▶

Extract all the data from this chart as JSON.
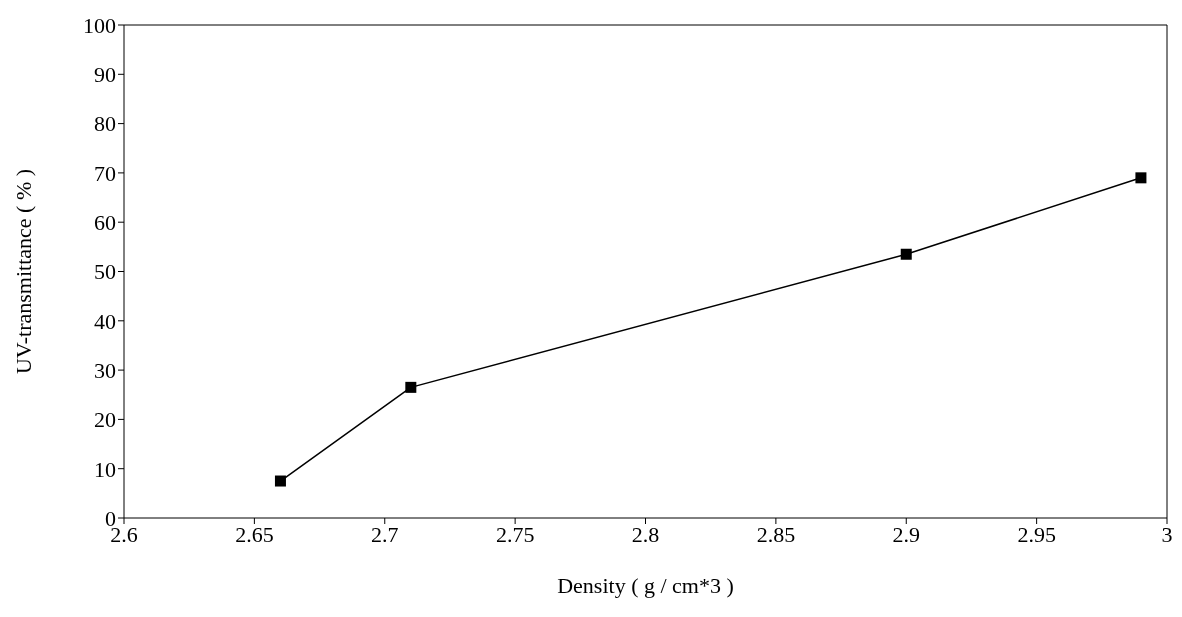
{
  "chart_data": {
    "type": "line",
    "xlabel": "Density ( g / cm*3 )",
    "ylabel": "UV-transmittance  ( % )",
    "x": [
      2.66,
      2.71,
      2.9,
      2.99
    ],
    "series": [
      {
        "color": "#000000",
        "values": [
          7.5,
          26.5,
          53.5,
          69
        ]
      }
    ],
    "xlim": [
      2.6,
      3
    ],
    "xticks": [
      2.6,
      2.65,
      2.7,
      2.75,
      2.8,
      2.85,
      2.9,
      2.95,
      3
    ],
    "ylim": [
      0,
      100
    ],
    "yticks": [
      0,
      10,
      20,
      30,
      40,
      50,
      60,
      70,
      80,
      90,
      100
    ],
    "grid": false,
    "legend": false,
    "marker": "square",
    "line_style": "solid"
  }
}
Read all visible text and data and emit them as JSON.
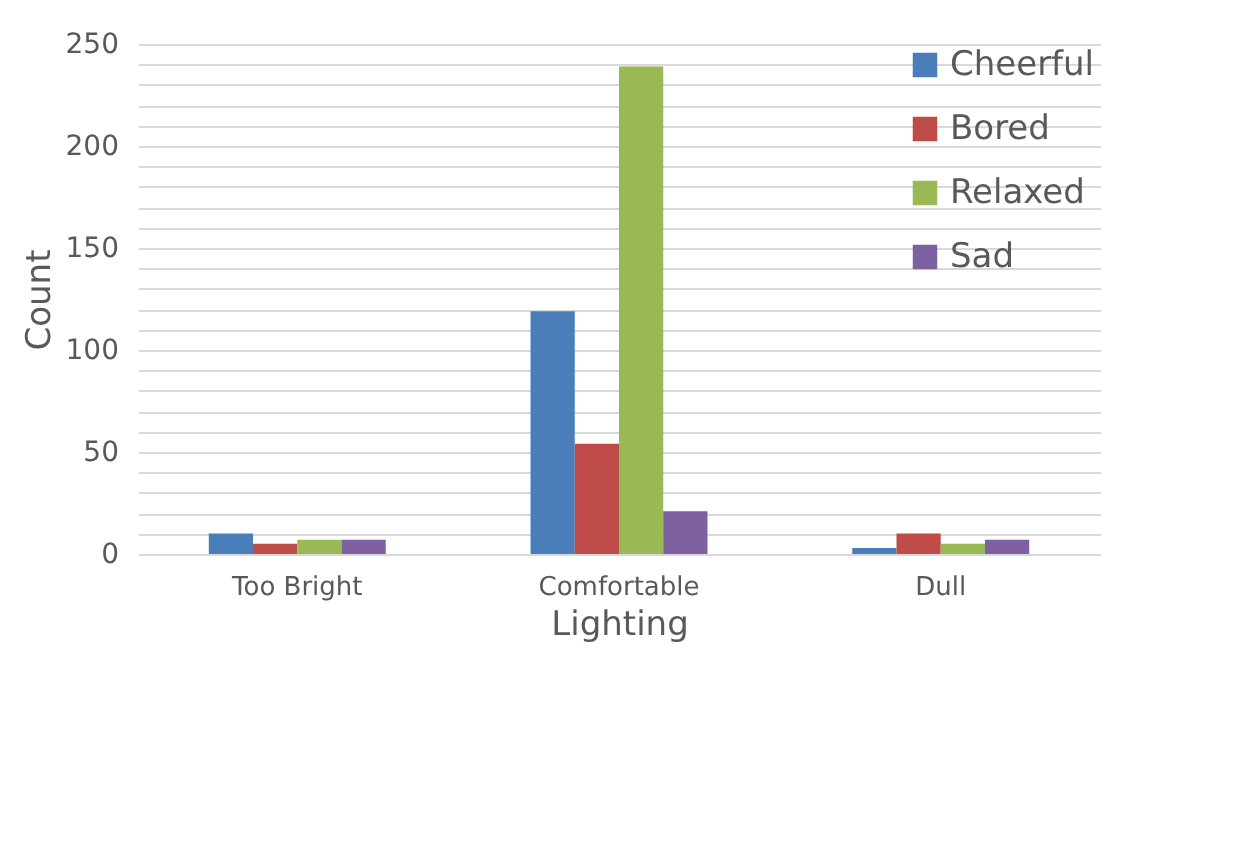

◀

#### WHAT TO WORK ON:
Your copy of the data should match it exactly, except that pictures are left out.

#### FINISHED ANSWER:
Extract all the data from this chart as JSON.
{
  "chart_data": {
    "type": "line",
    "xlabel": "Density ( g / cm*3 )",
    "ylabel": "UV-transmittance  ( % )",
    "x": [
      2.66,
      2.71,
      2.9,
      2.99
    ],
    "series": [
      {
        "color": "#000000",
        "values": [
          7.5,
          26.5,
          53.5,
          69
        ]
      }
    ],
    "xlim": [
      2.6,
      3
    ],
    "xticks": [
      2.6,
      2.65,
      2.7,
      2.75,
      2.8,
      2.85,
      2.9,
      2.95,
      3
    ],
    "ylim": [
      0,
      100
    ],
    "yticks": [
      0,
      10,
      20,
      30,
      40,
      50,
      60,
      70,
      80,
      90,
      100
    ],
    "grid": false,
    "legend": false,
    "marker": "square",
    "line_style": "solid"
  }
}
Read all visible text and data and emit them as JSON.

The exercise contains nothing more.